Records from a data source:

○ ○ ○

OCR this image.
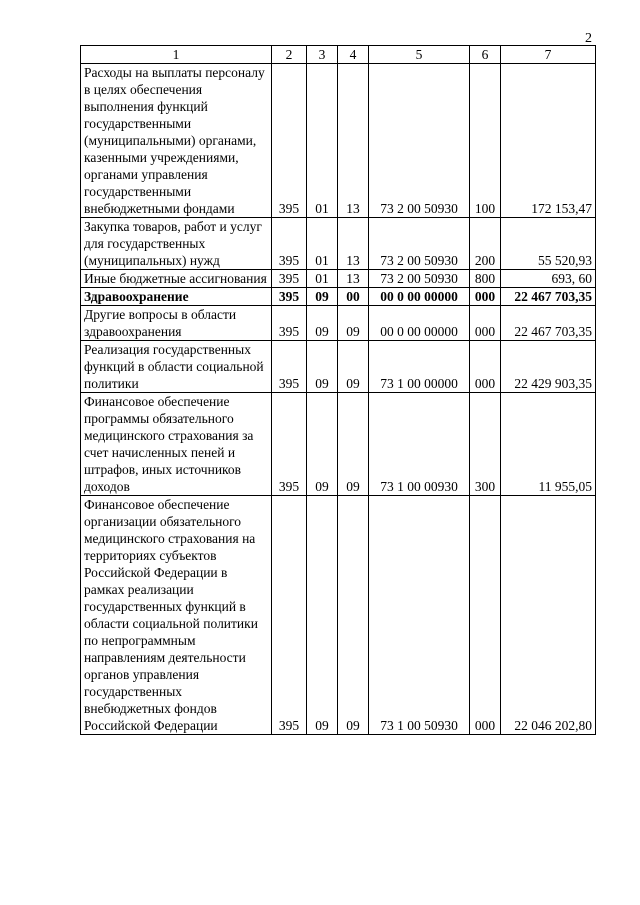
2
1	2	3	4	5	6	7
Расходы на выплаты персоналу в целях обеспечения выполнения функций государственными (муниципальными) органами, казенными учреждениями, органами управления государственными внебюджетными фондами	395	01	13	73 2 00 50930	100	172 153,47
Закупка товаров, работ и услуг для государственных (муниципальных) нужд	395	01	13	73 2 00 50930	200	55 520,93
Иные бюджетные ассигнования	395	01	13	73 2 00 50930	800	693, 60
Здравоохранение	395	09	00	00 0 00 00000	000	22 467 703,35
Другие вопросы в области здравоохранения	395	09	09	00 0 00 00000	000	22 467 703,35
Реализация государственных функций в области социальной политики	395	09	09	73 1 00 00000	000	22 429 903,35
Финансовое обеспечение программы обязательного медицинского страхования за счет начисленных пеней и штрафов, иных источников доходов	395	09	09	73 1 00 00930	300	11 955,05
Финансовое обеспечение организации обязательного медицинского страхования на территориях субъектов Российской Федерации в рамках реализации государственных функций в области социальной политики по непрограммным направлениям деятельности органов управления государственных внебюджетных фондов Российской Федерации	395	09	09	73 1 00 50930	000	22 046 202,80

○ ○ ○

▸ What to work on:
Copy all lines from the entries that contain the word "обязательного".

▸ Task response:
Финансовое обеспечение программы обязательного медицинского страхования за счет начисленных пеней и штрафов, иных источников доходов	395	09	09	73 1 00 00930	300	11 955,05
Финансовое обеспечение организации обязательного медицинского страхования на территориях субъектов Российской Федерации в рамках реализации государственных функций в области социальной политики по непрограммным направлениям деятельности органов управления государственных внебюджетных фондов Российской Федерации	395	09	09	73 1 00 50930	000	22 046 202,80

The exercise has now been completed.